TO DO:
From the line containing "Give me the" through the last line of the entries, output the text exactly. Pictures stay out.

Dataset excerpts
_ _ _ _

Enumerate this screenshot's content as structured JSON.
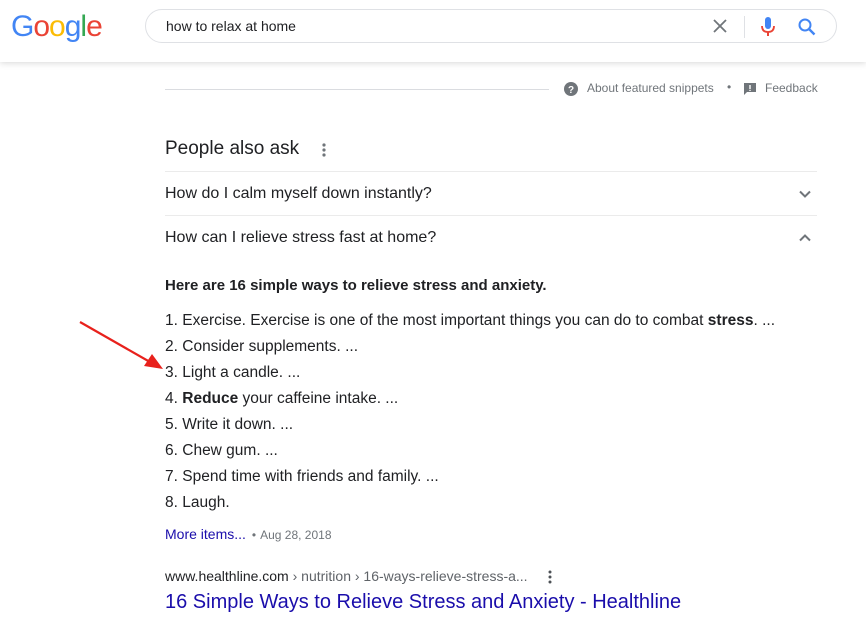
{
  "header": {
    "logo": [
      "G",
      "o",
      "o",
      "g",
      "l",
      "e"
    ],
    "search_value": "how to relax at home"
  },
  "icons": {
    "clear": "close-icon",
    "mic": "microphone-icon",
    "search": "search-icon",
    "help": "help-circle-icon",
    "feedback": "feedback-icon",
    "more": "more-vertical-icon",
    "expand": "chevron-down-icon",
    "collapse": "chevron-up-icon",
    "annotation": "red-arrow"
  },
  "colors": {
    "link": "#1a0dab",
    "arrow": "#e8211c",
    "mic_blue": "#4285f4",
    "mic_red": "#ea4335"
  },
  "snippet_footer": {
    "about_label": "About featured snippets",
    "dot": "•",
    "feedback_label": "Feedback"
  },
  "paa": {
    "title": "People also ask",
    "questions": [
      {
        "text": "How do I calm myself down instantly?",
        "expanded": false
      },
      {
        "text": "How can I relieve stress fast at home?",
        "expanded": true
      }
    ],
    "answer": {
      "heading": "Here are 16 simple ways to relieve stress and anxiety.",
      "items": [
        {
          "num": "1.",
          "pre": "Exercise. Exercise is one of the most important things you can do to combat ",
          "bold": "stress",
          "post": ". ..."
        },
        {
          "num": "2.",
          "pre": "Consider supplements. ...",
          "bold": "",
          "post": ""
        },
        {
          "num": "3.",
          "pre": "Light a candle. ...",
          "bold": "",
          "post": ""
        },
        {
          "num": "4.",
          "pre": "",
          "bold": "Reduce",
          "post": " your caffeine intake. ..."
        },
        {
          "num": "5.",
          "pre": "Write it down. ...",
          "bold": "",
          "post": ""
        },
        {
          "num": "6.",
          "pre": "Chew gum. ...",
          "bold": "",
          "post": ""
        },
        {
          "num": "7.",
          "pre": "Spend time with friends and family. ...",
          "bold": "",
          "post": ""
        },
        {
          "num": "8.",
          "pre": "Laugh.",
          "bold": "",
          "post": ""
        }
      ],
      "more_label": "More items...",
      "separator": "•",
      "date": "Aug 28, 2018"
    }
  },
  "result": {
    "domain": "www.healthline.com",
    "path": " › nutrition › 16-ways-relieve-stress-a...",
    "title": "16 Simple Ways to Relieve Stress and Anxiety - Healthline"
  }
}
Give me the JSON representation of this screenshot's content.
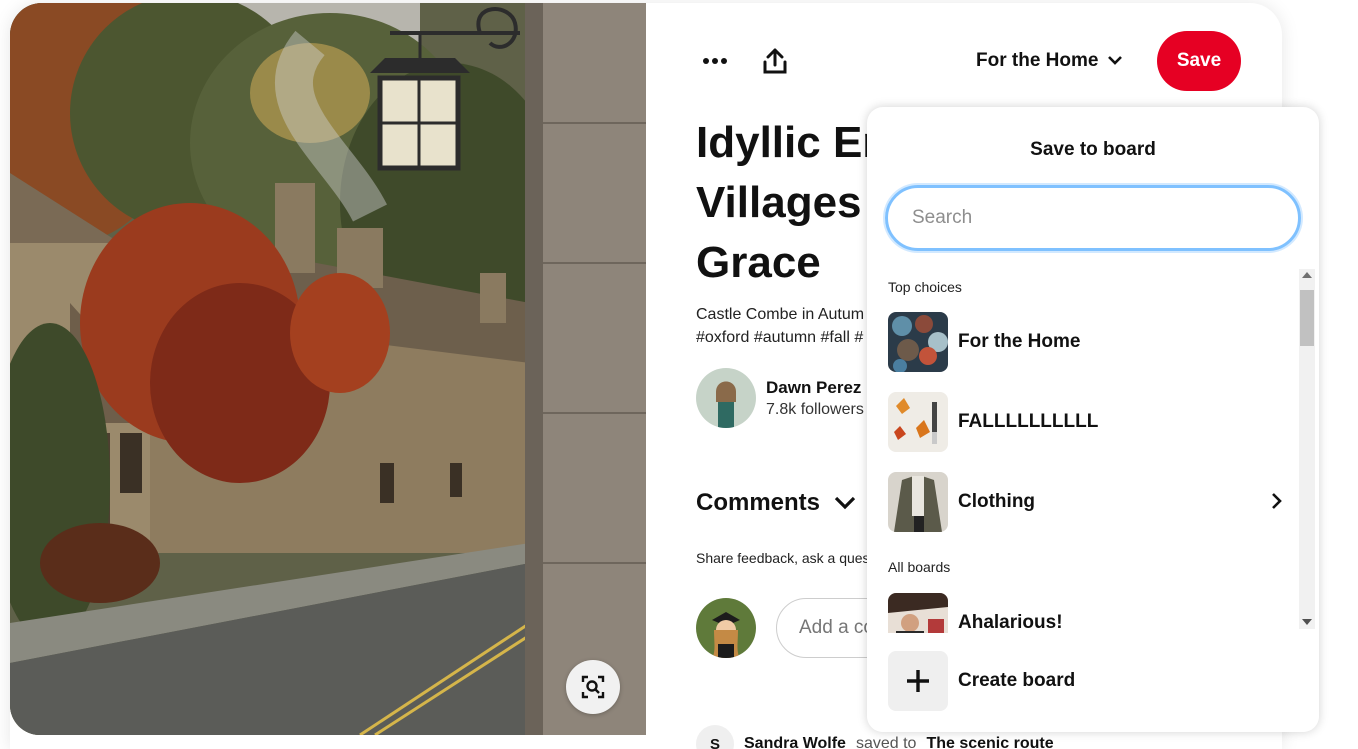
{
  "header": {
    "board_selector": "For the Home",
    "save_label": "Save"
  },
  "pin": {
    "title": "Idyllic En Villages Grace",
    "title_lines": [
      "Idyllic En",
      "Villages",
      "Grace"
    ],
    "description_lines": [
      "Castle Combe in Autum",
      "#oxford #autumn #fall #"
    ],
    "creator": {
      "name": "Dawn Perez",
      "followers": "7.8k followers"
    }
  },
  "comments": {
    "heading": "Comments",
    "hint": "Share feedback, ask a quest",
    "input_placeholder": "Add a co",
    "activity": {
      "avatar_initial": "S",
      "user": "Sandra Wolfe",
      "text": "saved to",
      "board": "The scenic route"
    }
  },
  "popover": {
    "title": "Save to board",
    "search_placeholder": "Search",
    "top_choices_label": "Top choices",
    "all_boards_label": "All boards",
    "top_choices": [
      {
        "name": "For the Home",
        "icon": "mugs-thumbnail"
      },
      {
        "name": "FALLLLLLLLLL",
        "icon": "leaves-thumbnail"
      },
      {
        "name": "Clothing",
        "icon": "cardigan-thumbnail",
        "has_chevron": true
      }
    ],
    "all_boards": [
      {
        "name": "Ahalarious!",
        "icon": "person-thumbnail"
      }
    ],
    "create_label": "Create board"
  },
  "colors": {
    "save_red": "#e60023",
    "focus_blue": "#7fc1ff"
  }
}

_ _ _ _

RESPONSE TO THIS TASK:
Give me the JSON representation of this screenshot's content.
{
  "header": {
    "board_selector": "For the Home",
    "save_label": "Save"
  },
  "pin": {
    "title": "Idyllic En Villages Grace",
    "title_lines": [
      "Idyllic En",
      "Villages",
      "Grace"
    ],
    "description_lines": [
      "Castle Combe in Autum",
      "#oxford #autumn #fall #"
    ],
    "creator": {
      "name": "Dawn Perez",
      "followers": "7.8k followers"
    }
  },
  "comments": {
    "heading": "Comments",
    "hint": "Share feedback, ask a quest",
    "input_placeholder": "Add a co",
    "activity": {
      "avatar_initial": "S",
      "user": "Sandra Wolfe",
      "text": "saved to",
      "board": "The scenic route"
    }
  },
  "popover": {
    "title": "Save to board",
    "search_placeholder": "Search",
    "top_choices_label": "Top choices",
    "all_boards_label": "All boards",
    "top_choices": [
      {
        "name": "For the Home",
        "icon": "mugs-thumbnail"
      },
      {
        "name": "FALLLLLLLLLL",
        "icon": "leaves-thumbnail"
      },
      {
        "name": "Clothing",
        "icon": "cardigan-thumbnail",
        "has_chevron": true
      }
    ],
    "all_boards": [
      {
        "name": "Ahalarious!",
        "icon": "person-thumbnail"
      }
    ],
    "create_label": "Create board"
  },
  "colors": {
    "save_red": "#e60023",
    "focus_blue": "#7fc1ff"
  }
}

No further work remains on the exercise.